Write out each line that follows exactly as it stands, without the pictures.

★ ★ ★ ★ ★

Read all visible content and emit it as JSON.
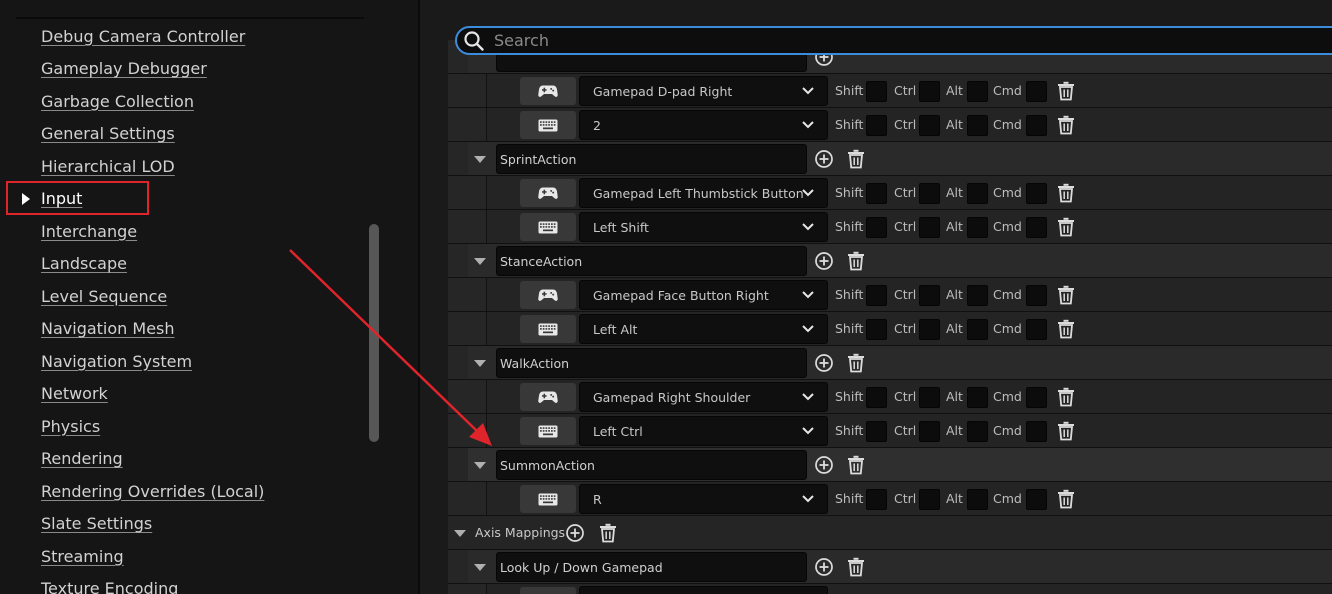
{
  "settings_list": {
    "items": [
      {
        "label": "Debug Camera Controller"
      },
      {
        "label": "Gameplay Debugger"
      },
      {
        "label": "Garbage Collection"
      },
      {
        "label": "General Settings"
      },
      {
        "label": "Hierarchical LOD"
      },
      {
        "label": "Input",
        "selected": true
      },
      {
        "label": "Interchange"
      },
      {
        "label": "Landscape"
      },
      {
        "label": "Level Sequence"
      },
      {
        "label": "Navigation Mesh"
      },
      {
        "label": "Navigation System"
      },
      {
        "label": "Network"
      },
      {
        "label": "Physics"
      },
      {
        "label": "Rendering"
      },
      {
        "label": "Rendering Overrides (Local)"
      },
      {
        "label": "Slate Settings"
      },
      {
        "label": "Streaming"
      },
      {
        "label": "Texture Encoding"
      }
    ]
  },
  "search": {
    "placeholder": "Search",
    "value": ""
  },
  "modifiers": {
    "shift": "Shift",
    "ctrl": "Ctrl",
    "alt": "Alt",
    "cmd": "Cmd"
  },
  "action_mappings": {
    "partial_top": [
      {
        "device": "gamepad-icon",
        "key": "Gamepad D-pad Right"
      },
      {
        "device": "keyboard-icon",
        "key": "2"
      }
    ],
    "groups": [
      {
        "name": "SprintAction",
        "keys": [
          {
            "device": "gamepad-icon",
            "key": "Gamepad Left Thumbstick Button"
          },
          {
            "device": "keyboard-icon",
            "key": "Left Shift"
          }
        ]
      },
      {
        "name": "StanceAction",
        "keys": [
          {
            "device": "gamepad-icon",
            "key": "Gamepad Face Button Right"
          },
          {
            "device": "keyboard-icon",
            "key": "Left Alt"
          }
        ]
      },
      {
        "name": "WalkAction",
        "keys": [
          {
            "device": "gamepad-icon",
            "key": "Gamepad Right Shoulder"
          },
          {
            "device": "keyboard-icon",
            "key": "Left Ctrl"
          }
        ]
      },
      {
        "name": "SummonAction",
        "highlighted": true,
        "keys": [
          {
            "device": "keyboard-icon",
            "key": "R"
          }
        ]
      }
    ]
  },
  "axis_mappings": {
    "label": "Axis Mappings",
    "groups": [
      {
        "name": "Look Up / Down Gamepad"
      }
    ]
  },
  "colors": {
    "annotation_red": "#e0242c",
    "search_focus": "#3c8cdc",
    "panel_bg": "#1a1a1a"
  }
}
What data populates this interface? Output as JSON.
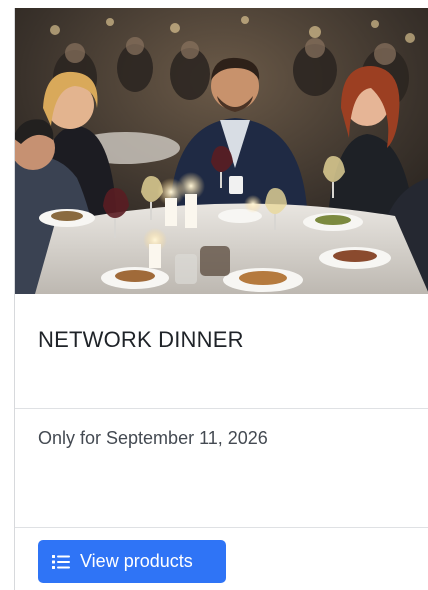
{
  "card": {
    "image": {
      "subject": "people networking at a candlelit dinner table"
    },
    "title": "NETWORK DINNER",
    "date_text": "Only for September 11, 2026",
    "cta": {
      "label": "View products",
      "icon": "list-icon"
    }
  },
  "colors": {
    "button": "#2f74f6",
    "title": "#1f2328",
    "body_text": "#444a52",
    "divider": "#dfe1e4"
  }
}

★ ★ ★ ★ ★

- WRITTEN RESPONSE
Read all visible content and emit it as JSON.
{
  "settings_list": {
    "items": [
      {
        "label": "Debug Camera Controller"
      },
      {
        "label": "Gameplay Debugger"
      },
      {
        "label": "Garbage Collection"
      },
      {
        "label": "General Settings"
      },
      {
        "label": "Hierarchical LOD"
      },
      {
        "label": "Input",
        "selected": true
      },
      {
        "label": "Interchange"
      },
      {
        "label": "Landscape"
      },
      {
        "label": "Level Sequence"
      },
      {
        "label": "Navigation Mesh"
      },
      {
        "label": "Navigation System"
      },
      {
        "label": "Network"
      },
      {
        "label": "Physics"
      },
      {
        "label": "Rendering"
      },
      {
        "label": "Rendering Overrides (Local)"
      },
      {
        "label": "Slate Settings"
      },
      {
        "label": "Streaming"
      },
      {
        "label": "Texture Encoding"
      }
    ]
  },
  "search": {
    "placeholder": "Search",
    "value": ""
  },
  "modifiers": {
    "shift": "Shift",
    "ctrl": "Ctrl",
    "alt": "Alt",
    "cmd": "Cmd"
  },
  "action_mappings": {
    "partial_top": [
      {
        "device": "gamepad-icon",
        "key": "Gamepad D-pad Right"
      },
      {
        "device": "keyboard-icon",
        "key": "2"
      }
    ],
    "groups": [
      {
        "name": "SprintAction",
        "keys": [
          {
            "device": "gamepad-icon",
            "key": "Gamepad Left Thumbstick Button"
          },
          {
            "device": "keyboard-icon",
            "key": "Left Shift"
          }
        ]
      },
      {
        "name": "StanceAction",
        "keys": [
          {
            "device": "gamepad-icon",
            "key": "Gamepad Face Button Right"
          },
          {
            "device": "keyboard-icon",
            "key": "Left Alt"
          }
        ]
      },
      {
        "name": "WalkAction",
        "keys": [
          {
            "device": "gamepad-icon",
            "key": "Gamepad Right Shoulder"
          },
          {
            "device": "keyboard-icon",
            "key": "Left Ctrl"
          }
        ]
      },
      {
        "name": "SummonAction",
        "highlighted": true,
        "keys": [
          {
            "device": "keyboard-icon",
            "key": "R"
          }
        ]
      }
    ]
  },
  "axis_mappings": {
    "label": "Axis Mappings",
    "groups": [
      {
        "name": "Look Up / Down Gamepad"
      }
    ]
  },
  "colors": {
    "annotation_red": "#e0242c",
    "search_focus": "#3c8cdc",
    "panel_bg": "#1a1a1a"
  }
}
What data populates this interface? Output as JSON.
{
  "card": {
    "image": {
      "subject": "people networking at a candlelit dinner table"
    },
    "title": "NETWORK DINNER",
    "date_text": "Only for September 11, 2026",
    "cta": {
      "label": "View products",
      "icon": "list-icon"
    }
  },
  "colors": {
    "button": "#2f74f6",
    "title": "#1f2328",
    "body_text": "#444a52",
    "divider": "#dfe1e4"
  }
}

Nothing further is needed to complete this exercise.